▶ MATERIAL
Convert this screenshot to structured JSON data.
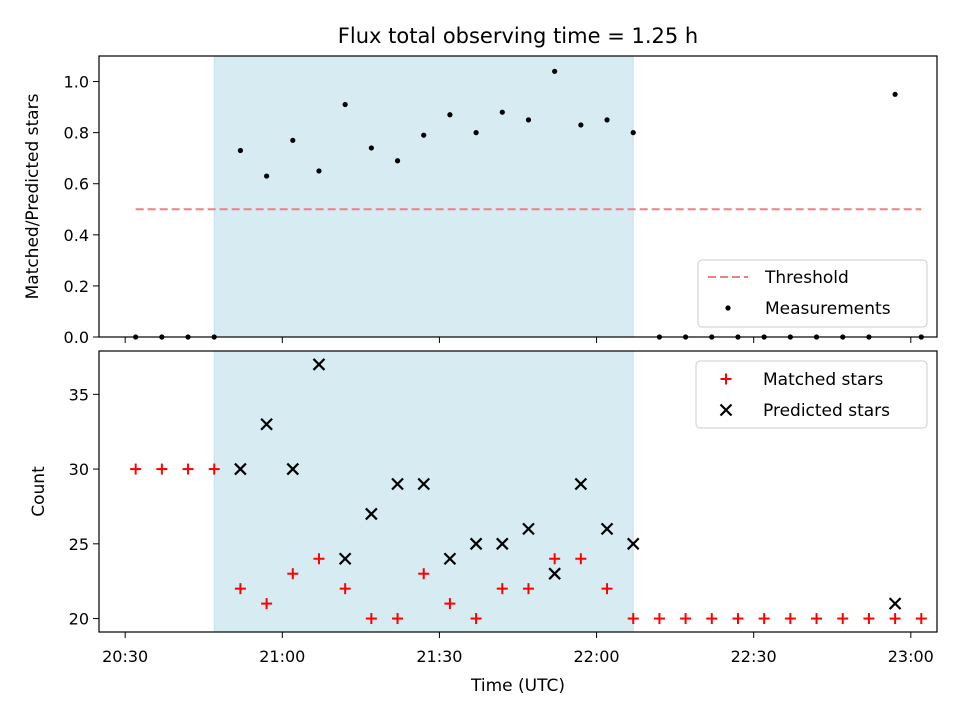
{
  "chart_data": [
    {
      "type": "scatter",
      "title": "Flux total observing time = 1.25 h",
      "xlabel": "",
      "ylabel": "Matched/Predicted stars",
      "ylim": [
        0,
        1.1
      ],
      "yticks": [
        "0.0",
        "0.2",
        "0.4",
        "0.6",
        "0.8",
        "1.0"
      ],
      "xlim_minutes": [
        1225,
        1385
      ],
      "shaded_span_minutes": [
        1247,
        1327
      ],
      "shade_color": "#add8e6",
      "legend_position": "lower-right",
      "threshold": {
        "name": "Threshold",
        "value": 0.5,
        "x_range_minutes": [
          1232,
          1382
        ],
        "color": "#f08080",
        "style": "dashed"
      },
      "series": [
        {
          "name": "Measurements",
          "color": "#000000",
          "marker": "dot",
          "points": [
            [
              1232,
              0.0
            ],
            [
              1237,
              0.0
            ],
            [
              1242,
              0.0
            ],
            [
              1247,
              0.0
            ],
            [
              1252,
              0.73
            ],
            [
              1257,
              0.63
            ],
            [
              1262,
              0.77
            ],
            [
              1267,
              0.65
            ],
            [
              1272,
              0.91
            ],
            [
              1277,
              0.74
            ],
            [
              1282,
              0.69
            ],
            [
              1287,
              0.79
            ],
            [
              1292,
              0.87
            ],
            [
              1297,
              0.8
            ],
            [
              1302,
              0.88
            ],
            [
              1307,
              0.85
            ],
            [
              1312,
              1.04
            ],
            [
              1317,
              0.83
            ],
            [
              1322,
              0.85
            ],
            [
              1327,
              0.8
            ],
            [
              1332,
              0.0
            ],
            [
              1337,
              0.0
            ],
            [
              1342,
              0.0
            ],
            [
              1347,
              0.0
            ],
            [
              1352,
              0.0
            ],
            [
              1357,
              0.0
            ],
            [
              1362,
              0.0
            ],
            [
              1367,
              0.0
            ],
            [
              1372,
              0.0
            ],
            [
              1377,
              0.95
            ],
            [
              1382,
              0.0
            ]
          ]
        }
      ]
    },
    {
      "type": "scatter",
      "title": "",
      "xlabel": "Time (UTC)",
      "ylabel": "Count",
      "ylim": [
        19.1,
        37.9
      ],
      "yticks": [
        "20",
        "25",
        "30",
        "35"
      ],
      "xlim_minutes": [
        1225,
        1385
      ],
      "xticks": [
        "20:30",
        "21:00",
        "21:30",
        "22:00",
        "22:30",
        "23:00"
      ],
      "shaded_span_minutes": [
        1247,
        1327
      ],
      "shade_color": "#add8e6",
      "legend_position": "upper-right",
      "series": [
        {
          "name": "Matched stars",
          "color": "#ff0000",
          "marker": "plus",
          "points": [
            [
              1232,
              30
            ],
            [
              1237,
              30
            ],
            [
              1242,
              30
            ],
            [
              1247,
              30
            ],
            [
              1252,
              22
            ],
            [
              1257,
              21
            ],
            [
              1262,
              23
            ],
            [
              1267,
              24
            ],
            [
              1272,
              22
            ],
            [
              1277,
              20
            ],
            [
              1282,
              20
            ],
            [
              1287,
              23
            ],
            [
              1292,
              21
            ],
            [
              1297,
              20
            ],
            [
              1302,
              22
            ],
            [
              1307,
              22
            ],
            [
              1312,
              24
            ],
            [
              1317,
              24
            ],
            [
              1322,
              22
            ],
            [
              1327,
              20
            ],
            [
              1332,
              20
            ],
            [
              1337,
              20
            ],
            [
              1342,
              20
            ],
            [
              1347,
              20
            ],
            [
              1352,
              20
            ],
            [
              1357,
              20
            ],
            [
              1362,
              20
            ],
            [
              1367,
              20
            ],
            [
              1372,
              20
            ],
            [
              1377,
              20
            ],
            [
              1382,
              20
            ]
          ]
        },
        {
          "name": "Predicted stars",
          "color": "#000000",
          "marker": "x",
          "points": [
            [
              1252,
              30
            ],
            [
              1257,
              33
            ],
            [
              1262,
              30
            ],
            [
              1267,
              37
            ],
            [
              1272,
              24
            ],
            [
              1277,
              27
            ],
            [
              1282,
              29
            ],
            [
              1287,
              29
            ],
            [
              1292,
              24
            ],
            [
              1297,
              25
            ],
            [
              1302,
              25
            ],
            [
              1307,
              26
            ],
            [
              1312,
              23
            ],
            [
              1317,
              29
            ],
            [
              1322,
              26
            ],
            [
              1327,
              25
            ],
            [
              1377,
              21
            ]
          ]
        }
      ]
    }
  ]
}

---

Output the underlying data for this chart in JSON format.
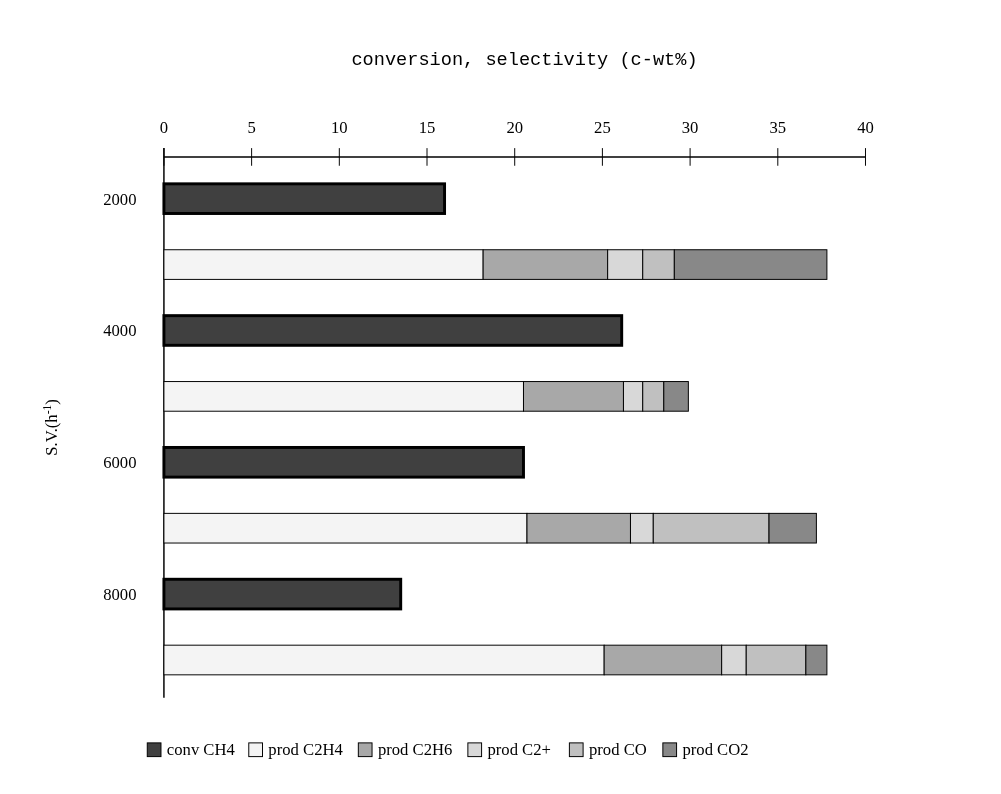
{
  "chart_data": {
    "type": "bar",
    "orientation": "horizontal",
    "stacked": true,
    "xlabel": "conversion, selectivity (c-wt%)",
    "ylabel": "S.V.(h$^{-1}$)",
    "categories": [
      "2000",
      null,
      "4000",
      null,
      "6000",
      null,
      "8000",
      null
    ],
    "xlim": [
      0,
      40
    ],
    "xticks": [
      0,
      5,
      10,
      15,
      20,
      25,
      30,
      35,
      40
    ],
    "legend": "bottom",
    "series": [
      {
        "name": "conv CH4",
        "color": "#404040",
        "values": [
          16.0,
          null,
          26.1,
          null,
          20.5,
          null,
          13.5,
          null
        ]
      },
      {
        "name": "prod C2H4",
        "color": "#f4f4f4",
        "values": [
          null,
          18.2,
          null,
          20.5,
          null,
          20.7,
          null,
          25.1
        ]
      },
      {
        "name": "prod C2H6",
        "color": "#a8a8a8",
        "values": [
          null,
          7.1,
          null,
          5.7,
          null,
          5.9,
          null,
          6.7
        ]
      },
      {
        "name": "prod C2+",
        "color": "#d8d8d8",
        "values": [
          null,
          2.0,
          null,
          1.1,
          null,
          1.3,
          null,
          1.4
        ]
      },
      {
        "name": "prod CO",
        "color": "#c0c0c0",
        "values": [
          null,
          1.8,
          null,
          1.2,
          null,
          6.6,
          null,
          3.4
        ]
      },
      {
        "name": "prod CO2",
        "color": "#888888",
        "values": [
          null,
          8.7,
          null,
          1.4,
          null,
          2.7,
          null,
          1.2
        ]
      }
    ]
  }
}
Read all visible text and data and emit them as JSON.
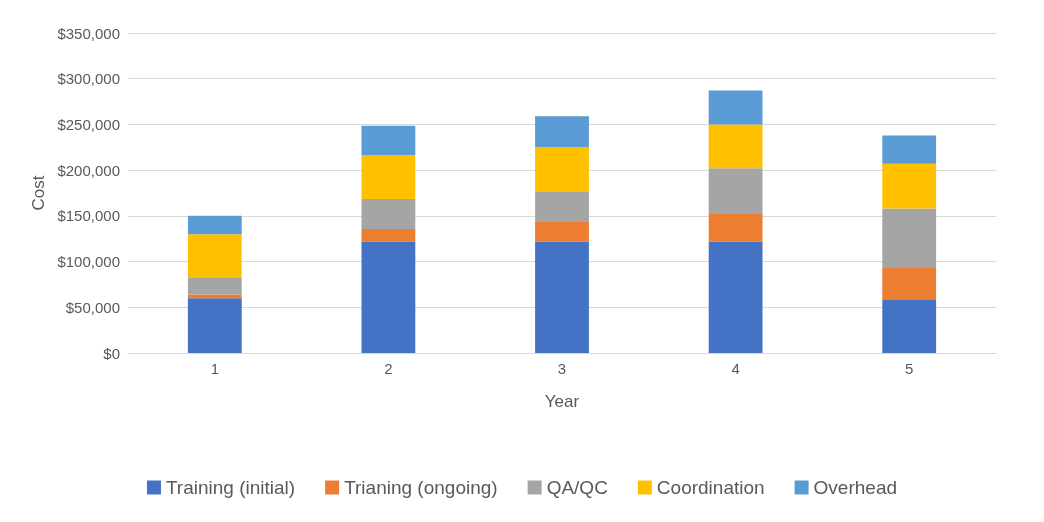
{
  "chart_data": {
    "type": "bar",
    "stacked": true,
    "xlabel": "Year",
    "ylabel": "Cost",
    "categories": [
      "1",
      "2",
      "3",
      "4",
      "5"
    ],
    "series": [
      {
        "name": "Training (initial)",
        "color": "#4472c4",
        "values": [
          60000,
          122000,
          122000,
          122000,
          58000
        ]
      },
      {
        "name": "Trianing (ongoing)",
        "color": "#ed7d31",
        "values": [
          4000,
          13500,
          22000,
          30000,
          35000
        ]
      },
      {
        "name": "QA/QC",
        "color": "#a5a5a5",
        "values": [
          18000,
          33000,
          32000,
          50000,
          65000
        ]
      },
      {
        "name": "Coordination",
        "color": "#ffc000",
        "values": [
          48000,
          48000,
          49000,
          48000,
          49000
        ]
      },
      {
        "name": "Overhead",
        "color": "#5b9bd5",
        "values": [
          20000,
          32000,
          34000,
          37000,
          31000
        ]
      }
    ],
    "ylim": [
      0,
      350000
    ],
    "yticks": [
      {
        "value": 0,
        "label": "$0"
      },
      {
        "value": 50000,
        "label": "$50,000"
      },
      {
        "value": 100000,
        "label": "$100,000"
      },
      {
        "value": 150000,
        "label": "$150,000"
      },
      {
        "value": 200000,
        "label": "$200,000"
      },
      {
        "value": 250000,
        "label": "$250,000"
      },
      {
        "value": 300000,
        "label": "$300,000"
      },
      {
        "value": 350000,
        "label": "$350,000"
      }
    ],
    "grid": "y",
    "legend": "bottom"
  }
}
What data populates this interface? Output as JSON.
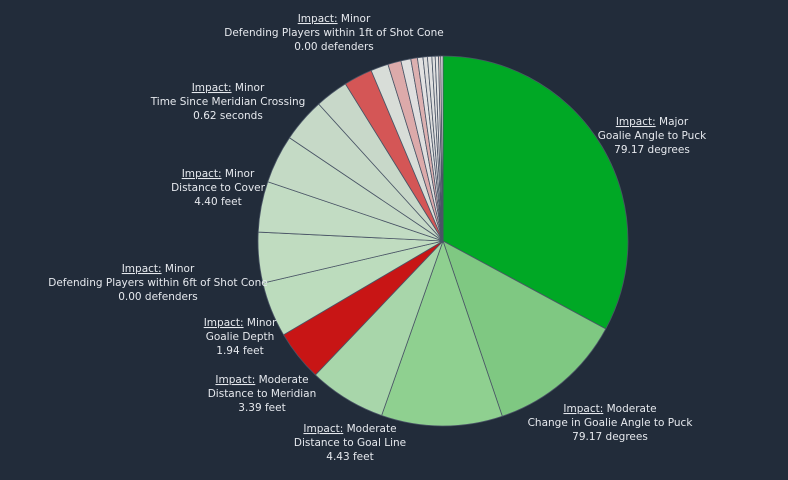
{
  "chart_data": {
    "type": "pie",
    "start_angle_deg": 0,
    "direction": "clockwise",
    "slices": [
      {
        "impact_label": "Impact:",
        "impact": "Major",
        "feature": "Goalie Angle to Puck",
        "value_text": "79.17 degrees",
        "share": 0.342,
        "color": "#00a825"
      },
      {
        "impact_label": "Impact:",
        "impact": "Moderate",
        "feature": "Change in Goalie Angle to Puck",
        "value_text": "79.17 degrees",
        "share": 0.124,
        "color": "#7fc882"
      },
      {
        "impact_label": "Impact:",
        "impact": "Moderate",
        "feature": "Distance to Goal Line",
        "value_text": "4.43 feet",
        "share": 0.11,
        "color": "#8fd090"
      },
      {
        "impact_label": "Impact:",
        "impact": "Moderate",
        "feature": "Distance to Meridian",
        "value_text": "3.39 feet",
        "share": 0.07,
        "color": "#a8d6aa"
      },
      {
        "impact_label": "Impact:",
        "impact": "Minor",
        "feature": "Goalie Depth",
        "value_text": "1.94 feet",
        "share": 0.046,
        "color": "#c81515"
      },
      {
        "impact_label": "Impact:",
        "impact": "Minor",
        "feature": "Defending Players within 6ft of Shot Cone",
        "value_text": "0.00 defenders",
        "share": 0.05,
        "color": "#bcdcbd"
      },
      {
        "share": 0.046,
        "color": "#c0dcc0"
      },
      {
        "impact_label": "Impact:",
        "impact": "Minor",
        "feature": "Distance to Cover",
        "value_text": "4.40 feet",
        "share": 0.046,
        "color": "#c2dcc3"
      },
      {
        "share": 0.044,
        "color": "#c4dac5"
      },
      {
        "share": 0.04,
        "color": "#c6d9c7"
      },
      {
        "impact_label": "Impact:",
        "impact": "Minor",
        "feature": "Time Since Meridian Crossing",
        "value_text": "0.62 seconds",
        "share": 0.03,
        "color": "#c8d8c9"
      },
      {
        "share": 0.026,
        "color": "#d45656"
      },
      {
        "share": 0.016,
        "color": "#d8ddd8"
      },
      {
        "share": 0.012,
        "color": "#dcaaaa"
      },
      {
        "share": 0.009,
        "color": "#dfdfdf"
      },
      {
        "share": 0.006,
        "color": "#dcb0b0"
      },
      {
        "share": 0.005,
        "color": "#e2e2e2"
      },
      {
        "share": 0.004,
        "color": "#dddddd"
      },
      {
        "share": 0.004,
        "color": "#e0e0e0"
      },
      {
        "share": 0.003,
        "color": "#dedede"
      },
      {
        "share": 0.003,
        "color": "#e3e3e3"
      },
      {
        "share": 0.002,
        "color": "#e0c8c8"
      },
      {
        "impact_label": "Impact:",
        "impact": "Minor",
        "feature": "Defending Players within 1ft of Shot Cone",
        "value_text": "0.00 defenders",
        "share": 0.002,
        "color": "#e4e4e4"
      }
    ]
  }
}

▶ WORK INSTRUCTIONS
Copy every line of the listing containing the string "JSON".

▶ WORKED ANSWER
Convert this screenshot to structured JSON data.
Output the underlying data for this chart in JSON format.
Read all visible text and data and emit them as JSON.
What data populates this interface? Output as JSON.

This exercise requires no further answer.